What is asked: Pick out all lines in the listing holding the string "deren" and copy them.

Items:
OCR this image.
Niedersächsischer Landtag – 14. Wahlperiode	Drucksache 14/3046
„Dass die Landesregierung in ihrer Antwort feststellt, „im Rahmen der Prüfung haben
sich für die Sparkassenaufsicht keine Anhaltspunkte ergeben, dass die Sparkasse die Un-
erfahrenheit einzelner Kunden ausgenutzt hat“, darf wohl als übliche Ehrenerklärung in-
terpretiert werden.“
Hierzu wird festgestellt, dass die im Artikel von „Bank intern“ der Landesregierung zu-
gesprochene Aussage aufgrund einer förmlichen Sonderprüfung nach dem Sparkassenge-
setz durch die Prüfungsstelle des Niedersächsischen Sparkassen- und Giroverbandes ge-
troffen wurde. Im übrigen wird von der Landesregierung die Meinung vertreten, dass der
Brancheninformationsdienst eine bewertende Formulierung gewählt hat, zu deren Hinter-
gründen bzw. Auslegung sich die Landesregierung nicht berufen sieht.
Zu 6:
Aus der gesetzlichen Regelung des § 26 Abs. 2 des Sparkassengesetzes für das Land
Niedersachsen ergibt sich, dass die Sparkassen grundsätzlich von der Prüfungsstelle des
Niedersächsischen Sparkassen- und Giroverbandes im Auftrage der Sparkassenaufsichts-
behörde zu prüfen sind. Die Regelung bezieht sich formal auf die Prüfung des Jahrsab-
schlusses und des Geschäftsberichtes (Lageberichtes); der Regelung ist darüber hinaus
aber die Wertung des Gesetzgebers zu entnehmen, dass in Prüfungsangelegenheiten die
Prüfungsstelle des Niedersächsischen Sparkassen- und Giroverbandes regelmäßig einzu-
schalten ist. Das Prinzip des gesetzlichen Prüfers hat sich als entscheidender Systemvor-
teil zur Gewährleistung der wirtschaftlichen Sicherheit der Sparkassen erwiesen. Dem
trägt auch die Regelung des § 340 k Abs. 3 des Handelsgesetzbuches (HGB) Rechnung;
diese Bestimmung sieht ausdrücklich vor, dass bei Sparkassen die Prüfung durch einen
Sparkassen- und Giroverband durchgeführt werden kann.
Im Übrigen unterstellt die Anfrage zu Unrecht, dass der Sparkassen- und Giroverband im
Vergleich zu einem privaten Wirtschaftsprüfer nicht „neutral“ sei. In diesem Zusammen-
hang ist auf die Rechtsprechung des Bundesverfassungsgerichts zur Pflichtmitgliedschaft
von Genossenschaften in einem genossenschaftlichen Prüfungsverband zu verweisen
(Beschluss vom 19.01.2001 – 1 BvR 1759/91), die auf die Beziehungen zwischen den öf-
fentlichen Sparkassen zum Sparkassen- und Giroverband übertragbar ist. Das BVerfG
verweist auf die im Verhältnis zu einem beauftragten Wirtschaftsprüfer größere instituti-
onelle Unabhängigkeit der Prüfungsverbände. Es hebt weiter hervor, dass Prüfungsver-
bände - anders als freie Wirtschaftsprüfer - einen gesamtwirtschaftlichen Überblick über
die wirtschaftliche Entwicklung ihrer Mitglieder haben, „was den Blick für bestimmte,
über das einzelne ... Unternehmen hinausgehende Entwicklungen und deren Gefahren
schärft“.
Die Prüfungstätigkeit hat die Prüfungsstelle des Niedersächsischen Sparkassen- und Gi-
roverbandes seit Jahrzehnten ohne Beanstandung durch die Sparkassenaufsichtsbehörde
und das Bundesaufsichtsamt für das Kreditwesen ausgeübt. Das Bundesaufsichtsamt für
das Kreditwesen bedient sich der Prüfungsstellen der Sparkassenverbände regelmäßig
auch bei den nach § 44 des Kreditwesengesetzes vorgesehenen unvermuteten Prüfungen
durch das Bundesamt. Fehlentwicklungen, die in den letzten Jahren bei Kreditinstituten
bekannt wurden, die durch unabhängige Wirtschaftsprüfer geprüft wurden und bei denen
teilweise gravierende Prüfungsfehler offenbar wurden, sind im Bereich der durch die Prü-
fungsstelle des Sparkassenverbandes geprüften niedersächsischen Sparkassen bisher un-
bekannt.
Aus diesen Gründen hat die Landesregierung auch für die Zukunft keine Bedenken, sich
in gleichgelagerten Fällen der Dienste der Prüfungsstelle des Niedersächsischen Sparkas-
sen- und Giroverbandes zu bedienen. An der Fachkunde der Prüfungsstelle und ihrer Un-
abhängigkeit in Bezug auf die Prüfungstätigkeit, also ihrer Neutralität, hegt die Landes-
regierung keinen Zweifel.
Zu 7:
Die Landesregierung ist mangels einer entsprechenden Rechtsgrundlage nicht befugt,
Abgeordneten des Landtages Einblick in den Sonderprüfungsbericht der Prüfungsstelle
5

Solution:
Brancheninformationsdienst eine bewertende Formulierung gewählt hat, zu deren Hinter-
über das einzelne ... Unternehmen hinausgehende Entwicklungen und deren Gefahren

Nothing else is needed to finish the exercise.